Figure record extracts »
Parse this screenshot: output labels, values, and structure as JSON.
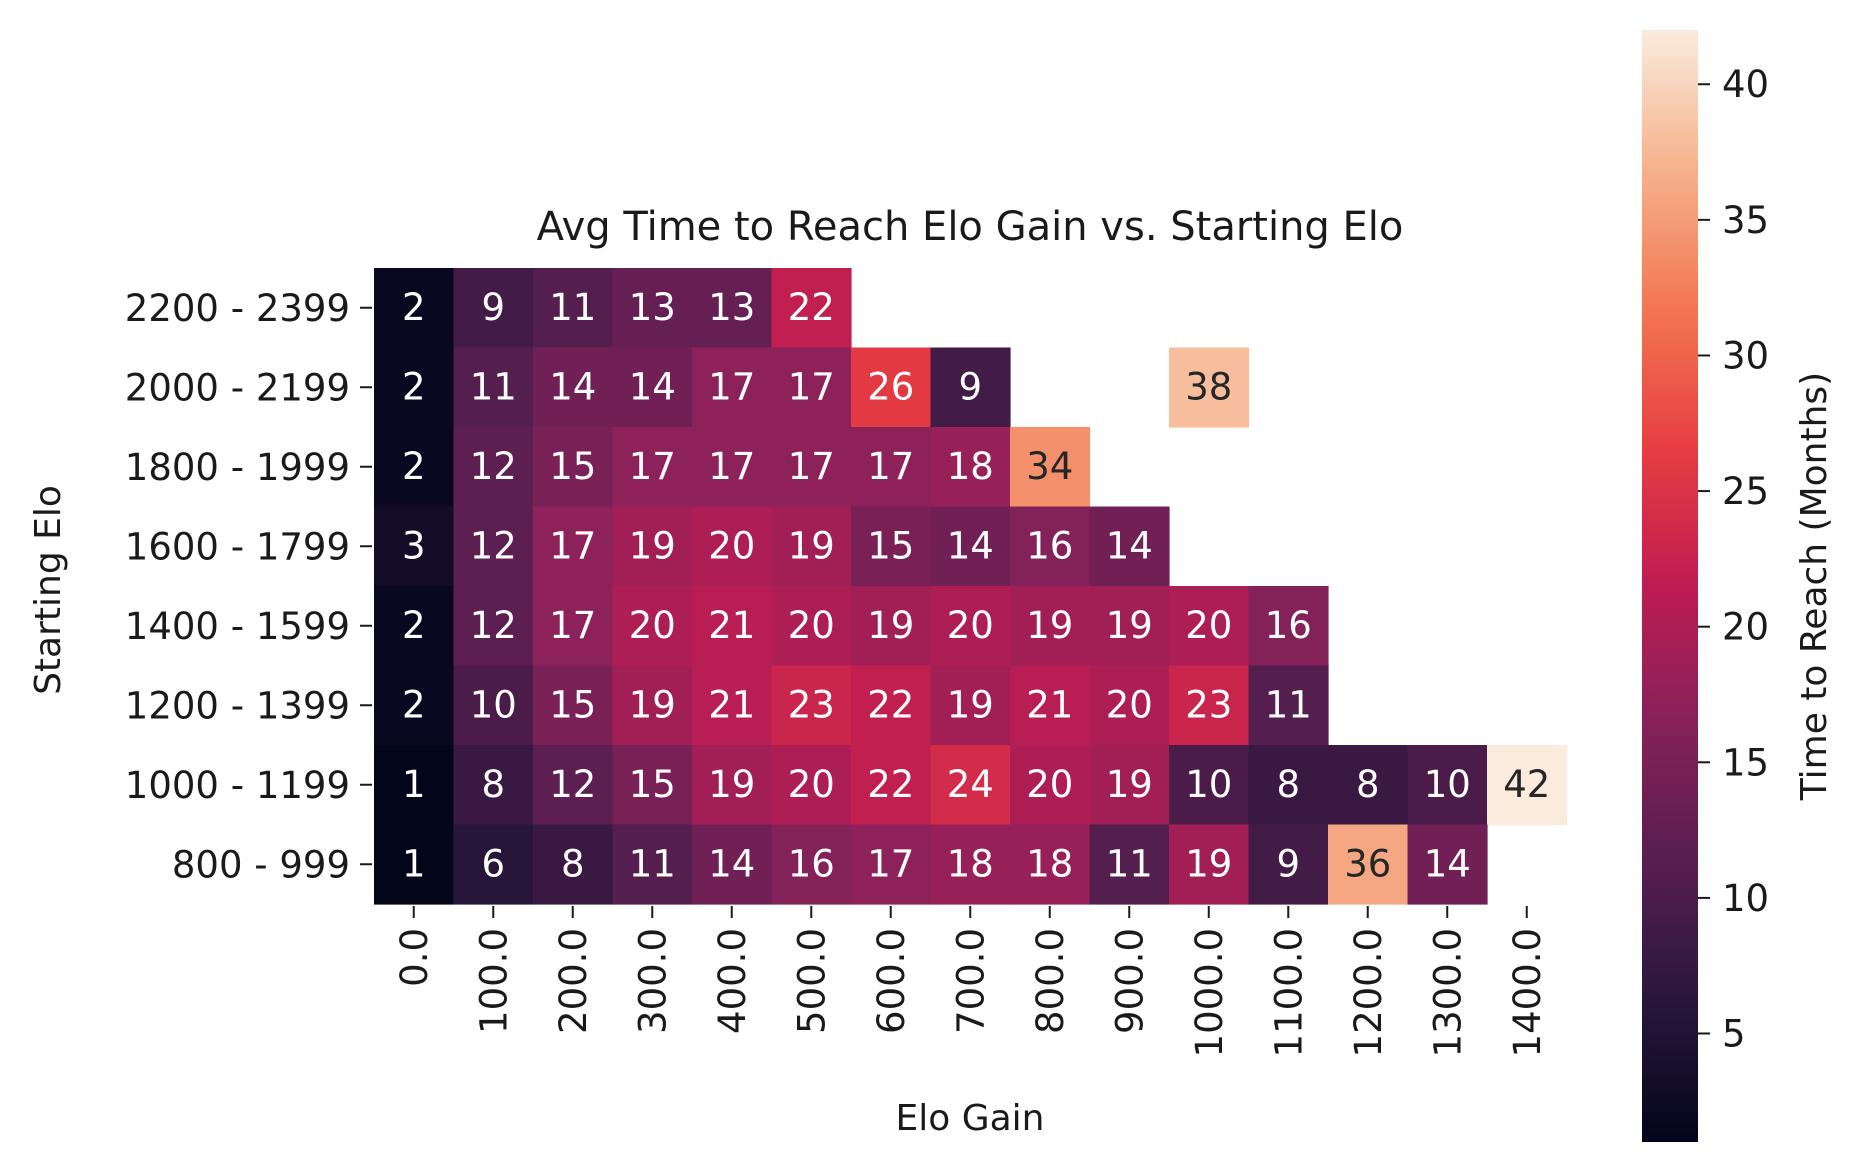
{
  "chart_data": {
    "type": "heatmap",
    "title": "Avg Time to Reach Elo Gain vs. Starting Elo",
    "xlabel": "Elo Gain",
    "ylabel": "Starting Elo",
    "x": [
      "0.0",
      "100.0",
      "200.0",
      "300.0",
      "400.0",
      "500.0",
      "600.0",
      "700.0",
      "800.0",
      "900.0",
      "1000.0",
      "1100.0",
      "1200.0",
      "1300.0",
      "1400.0"
    ],
    "y": [
      "2200 - 2399",
      "2000 - 2199",
      "1800 - 1999",
      "1600 - 1799",
      "1400 - 1599",
      "1200 - 1399",
      "1000 - 1199",
      "800 - 999"
    ],
    "values": [
      [
        2,
        9,
        11,
        13,
        13,
        22,
        null,
        null,
        null,
        null,
        null,
        null,
        null,
        null,
        null
      ],
      [
        2,
        11,
        14,
        14,
        17,
        17,
        26,
        9,
        null,
        null,
        38,
        null,
        null,
        null,
        null
      ],
      [
        2,
        12,
        15,
        17,
        17,
        17,
        17,
        18,
        34,
        null,
        null,
        null,
        null,
        null,
        null
      ],
      [
        3,
        12,
        17,
        19,
        20,
        19,
        15,
        14,
        16,
        14,
        null,
        null,
        null,
        null,
        null
      ],
      [
        2,
        12,
        17,
        20,
        21,
        20,
        19,
        20,
        19,
        19,
        20,
        16,
        null,
        null,
        null
      ],
      [
        2,
        10,
        15,
        19,
        21,
        23,
        22,
        19,
        21,
        20,
        23,
        11,
        null,
        null,
        null
      ],
      [
        1,
        8,
        12,
        15,
        19,
        20,
        22,
        24,
        20,
        19,
        10,
        8,
        8,
        10,
        42
      ],
      [
        1,
        6,
        8,
        11,
        14,
        16,
        17,
        18,
        18,
        11,
        19,
        9,
        36,
        14,
        null
      ]
    ],
    "colorbar": {
      "label": "Time to Reach (Months)",
      "min": 1,
      "max": 42,
      "ticks": [
        5,
        10,
        15,
        20,
        25,
        30,
        35,
        40
      ],
      "colormap": "rocket"
    },
    "grid": false,
    "legend": "colorbar right"
  }
}
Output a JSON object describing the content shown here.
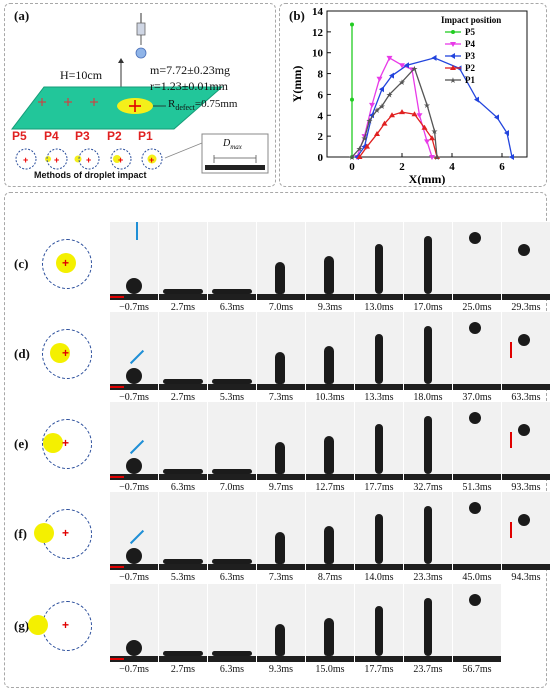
{
  "panel_a": {
    "tag": "(a)",
    "mass": "m=7.72±0.23mg",
    "radius": "r=1.23±0.01mm",
    "height": "H=10cm",
    "rdefect": "R",
    "rdefect_sub": "defect",
    "rdefect_val": "=0.75mm",
    "positions": [
      "P5",
      "P4",
      "P3",
      "P2",
      "P1"
    ],
    "methods_label": "Methods of droplet impact",
    "dmax": "D",
    "dmax_sub": "max"
  },
  "panel_b": {
    "tag": "(b)"
  },
  "chart_data": {
    "type": "line",
    "title": "",
    "xlabel": "X(mm)",
    "ylabel": "Y(mm)",
    "xlim": [
      -1,
      7
    ],
    "ylim": [
      0,
      14
    ],
    "xticks": [
      "0",
      "2",
      "4",
      "6"
    ],
    "yticks": [
      "0",
      "2",
      "4",
      "6",
      "8",
      "10",
      "12",
      "14"
    ],
    "legend_title": "Impact position",
    "legend_position": "top-right",
    "series": [
      {
        "name": "P5",
        "color": "#22cc22",
        "marker": "circle",
        "points": [
          [
            0,
            0
          ],
          [
            0,
            5.5
          ],
          [
            0,
            12.7
          ]
        ]
      },
      {
        "name": "P4",
        "color": "#e83ae8",
        "marker": "triangle-down",
        "points": [
          [
            0.2,
            0
          ],
          [
            0.5,
            2
          ],
          [
            0.8,
            5
          ],
          [
            1.1,
            7.5
          ],
          [
            1.5,
            9.5
          ],
          [
            2.0,
            8.8
          ],
          [
            2.4,
            8.4
          ],
          [
            2.7,
            4.0
          ],
          [
            3.0,
            1.5
          ],
          [
            3.2,
            0
          ]
        ]
      },
      {
        "name": "P3",
        "color": "#2244dd",
        "marker": "triangle-left",
        "points": [
          [
            0.2,
            0
          ],
          [
            0.5,
            1
          ],
          [
            0.8,
            4
          ],
          [
            1.2,
            6.5
          ],
          [
            1.6,
            7.8
          ],
          [
            2.2,
            8.8
          ],
          [
            3.3,
            9.5
          ],
          [
            4.3,
            8.5
          ],
          [
            5.0,
            5.5
          ],
          [
            5.8,
            3.8
          ],
          [
            6.2,
            2.3
          ],
          [
            6.4,
            0
          ]
        ]
      },
      {
        "name": "P2",
        "color": "#e02020",
        "marker": "triangle-up",
        "points": [
          [
            0.3,
            0
          ],
          [
            0.6,
            1
          ],
          [
            1.0,
            2.2
          ],
          [
            1.3,
            3.2
          ],
          [
            1.6,
            4.0
          ],
          [
            2.0,
            4.3
          ],
          [
            2.5,
            4.1
          ],
          [
            2.9,
            2.8
          ],
          [
            3.2,
            1.8
          ],
          [
            3.4,
            0
          ]
        ]
      },
      {
        "name": "P1",
        "color": "#555555",
        "marker": "star",
        "points": [
          [
            0.0,
            0
          ],
          [
            0.3,
            0.8
          ],
          [
            0.5,
            1.8
          ],
          [
            0.7,
            3.5
          ],
          [
            1.0,
            4.5
          ],
          [
            1.2,
            4.9
          ],
          [
            1.5,
            6.0
          ],
          [
            2.0,
            7.2
          ],
          [
            2.5,
            8.5
          ],
          [
            3.0,
            5.0
          ],
          [
            3.3,
            2.5
          ],
          [
            3.4,
            0
          ]
        ]
      }
    ]
  },
  "rows": [
    {
      "tag": "(c)",
      "times": [
        "−0.7ms",
        "2.7ms",
        "6.3ms",
        "7.0ms",
        "9.3ms",
        "13.0ms",
        "17.0ms",
        "25.0ms",
        "29.3ms"
      ]
    },
    {
      "tag": "(d)",
      "times": [
        "−0.7ms",
        "2.7ms",
        "5.3ms",
        "7.3ms",
        "10.3ms",
        "13.3ms",
        "18.0ms",
        "37.0ms",
        "63.3ms"
      ]
    },
    {
      "tag": "(e)",
      "times": [
        "−0.7ms",
        "6.3ms",
        "7.0ms",
        "9.7ms",
        "12.7ms",
        "17.7ms",
        "32.7ms",
        "51.3ms",
        "93.3ms"
      ]
    },
    {
      "tag": "(f)",
      "times": [
        "−0.7ms",
        "5.3ms",
        "6.3ms",
        "7.3ms",
        "8.7ms",
        "14.0ms",
        "23.3ms",
        "45.0ms",
        "94.3ms"
      ]
    },
    {
      "tag": "(g)",
      "times": [
        "−0.7ms",
        "2.7ms",
        "6.3ms",
        "9.3ms",
        "15.0ms",
        "17.7ms",
        "23.7ms",
        "56.7ms"
      ]
    }
  ]
}
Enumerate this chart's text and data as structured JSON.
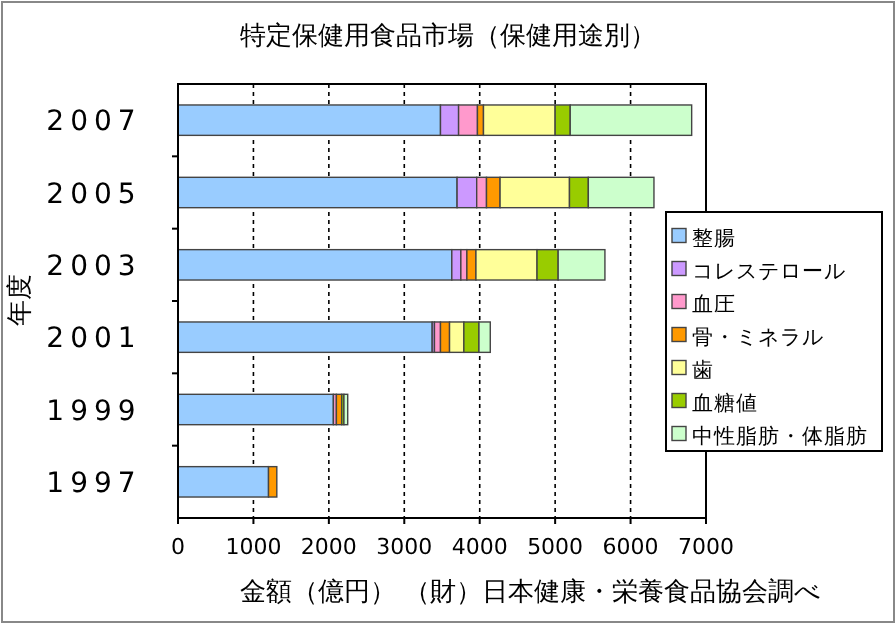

Exercise requirements » Tell how many lines of the material above hold "marker", answering with a bare number.

Written solution » 5